* **Figure contents as structured data**
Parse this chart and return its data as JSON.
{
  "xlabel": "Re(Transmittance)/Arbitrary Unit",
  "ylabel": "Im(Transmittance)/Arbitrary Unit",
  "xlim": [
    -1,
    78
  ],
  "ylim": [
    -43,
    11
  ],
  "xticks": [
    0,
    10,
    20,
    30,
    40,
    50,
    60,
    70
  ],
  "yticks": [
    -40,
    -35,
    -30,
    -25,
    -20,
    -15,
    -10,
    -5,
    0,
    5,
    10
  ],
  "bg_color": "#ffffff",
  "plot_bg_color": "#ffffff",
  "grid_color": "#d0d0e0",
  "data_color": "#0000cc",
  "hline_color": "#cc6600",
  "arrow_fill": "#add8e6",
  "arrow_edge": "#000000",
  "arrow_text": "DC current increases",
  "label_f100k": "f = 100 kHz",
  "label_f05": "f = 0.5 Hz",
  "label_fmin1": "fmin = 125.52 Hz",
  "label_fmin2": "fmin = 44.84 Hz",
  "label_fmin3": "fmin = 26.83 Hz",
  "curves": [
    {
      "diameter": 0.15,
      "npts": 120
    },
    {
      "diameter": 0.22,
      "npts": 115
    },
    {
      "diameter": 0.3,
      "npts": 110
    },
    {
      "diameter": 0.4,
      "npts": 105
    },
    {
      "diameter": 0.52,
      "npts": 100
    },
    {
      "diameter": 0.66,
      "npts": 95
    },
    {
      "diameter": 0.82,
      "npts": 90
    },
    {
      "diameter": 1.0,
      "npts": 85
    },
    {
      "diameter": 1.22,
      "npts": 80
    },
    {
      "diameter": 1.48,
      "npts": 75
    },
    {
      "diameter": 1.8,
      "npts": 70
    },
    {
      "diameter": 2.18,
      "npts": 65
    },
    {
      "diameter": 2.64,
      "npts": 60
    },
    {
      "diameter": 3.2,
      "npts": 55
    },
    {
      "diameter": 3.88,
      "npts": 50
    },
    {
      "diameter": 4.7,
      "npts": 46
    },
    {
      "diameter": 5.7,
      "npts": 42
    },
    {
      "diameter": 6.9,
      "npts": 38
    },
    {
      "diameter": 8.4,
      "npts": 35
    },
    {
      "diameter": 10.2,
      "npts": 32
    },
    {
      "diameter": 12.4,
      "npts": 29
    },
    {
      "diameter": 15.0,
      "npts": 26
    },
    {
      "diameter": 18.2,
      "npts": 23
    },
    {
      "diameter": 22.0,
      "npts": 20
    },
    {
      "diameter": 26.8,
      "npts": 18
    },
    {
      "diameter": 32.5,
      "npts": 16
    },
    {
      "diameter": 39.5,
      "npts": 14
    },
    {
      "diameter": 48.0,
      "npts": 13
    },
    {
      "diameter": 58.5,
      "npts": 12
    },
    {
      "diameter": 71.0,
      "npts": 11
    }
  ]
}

* **TASK INSTRUCTIONS**
The records above are to be copied in full, exactly as written.

* **THE OUTPUT**
Parse this chart and return its data as JSON.
{
  "xlabel": "Re(Transmittance)/Arbitrary Unit",
  "ylabel": "Im(Transmittance)/Arbitrary Unit",
  "xlim": [
    -1,
    78
  ],
  "ylim": [
    -43,
    11
  ],
  "xticks": [
    0,
    10,
    20,
    30,
    40,
    50,
    60,
    70
  ],
  "yticks": [
    -40,
    -35,
    -30,
    -25,
    -20,
    -15,
    -10,
    -5,
    0,
    5,
    10
  ],
  "bg_color": "#ffffff",
  "plot_bg_color": "#ffffff",
  "grid_color": "#d0d0e0",
  "data_color": "#0000cc",
  "hline_color": "#cc6600",
  "arrow_fill": "#add8e6",
  "arrow_edge": "#000000",
  "arrow_text": "DC current increases",
  "label_f100k": "f = 100 kHz",
  "label_f05": "f = 0.5 Hz",
  "label_fmin1": "fmin = 125.52 Hz",
  "label_fmin2": "fmin = 44.84 Hz",
  "label_fmin3": "fmin = 26.83 Hz",
  "curves": [
    {
      "diameter": 0.15,
      "npts": 120
    },
    {
      "diameter": 0.22,
      "npts": 115
    },
    {
      "diameter": 0.3,
      "npts": 110
    },
    {
      "diameter": 0.4,
      "npts": 105
    },
    {
      "diameter": 0.52,
      "npts": 100
    },
    {
      "diameter": 0.66,
      "npts": 95
    },
    {
      "diameter": 0.82,
      "npts": 90
    },
    {
      "diameter": 1.0,
      "npts": 85
    },
    {
      "diameter": 1.22,
      "npts": 80
    },
    {
      "diameter": 1.48,
      "npts": 75
    },
    {
      "diameter": 1.8,
      "npts": 70
    },
    {
      "diameter": 2.18,
      "npts": 65
    },
    {
      "diameter": 2.64,
      "npts": 60
    },
    {
      "diameter": 3.2,
      "npts": 55
    },
    {
      "diameter": 3.88,
      "npts": 50
    },
    {
      "diameter": 4.7,
      "npts": 46
    },
    {
      "diameter": 5.7,
      "npts": 42
    },
    {
      "diameter": 6.9,
      "npts": 38
    },
    {
      "diameter": 8.4,
      "npts": 35
    },
    {
      "diameter": 10.2,
      "npts": 32
    },
    {
      "diameter": 12.4,
      "npts": 29
    },
    {
      "diameter": 15.0,
      "npts": 26
    },
    {
      "diameter": 18.2,
      "npts": 23
    },
    {
      "diameter": 22.0,
      "npts": 20
    },
    {
      "diameter": 26.8,
      "npts": 18
    },
    {
      "diameter": 32.5,
      "npts": 16
    },
    {
      "diameter": 39.5,
      "npts": 14
    },
    {
      "diameter": 48.0,
      "npts": 13
    },
    {
      "diameter": 58.5,
      "npts": 12
    },
    {
      "diameter": 71.0,
      "npts": 11
    }
  ]
}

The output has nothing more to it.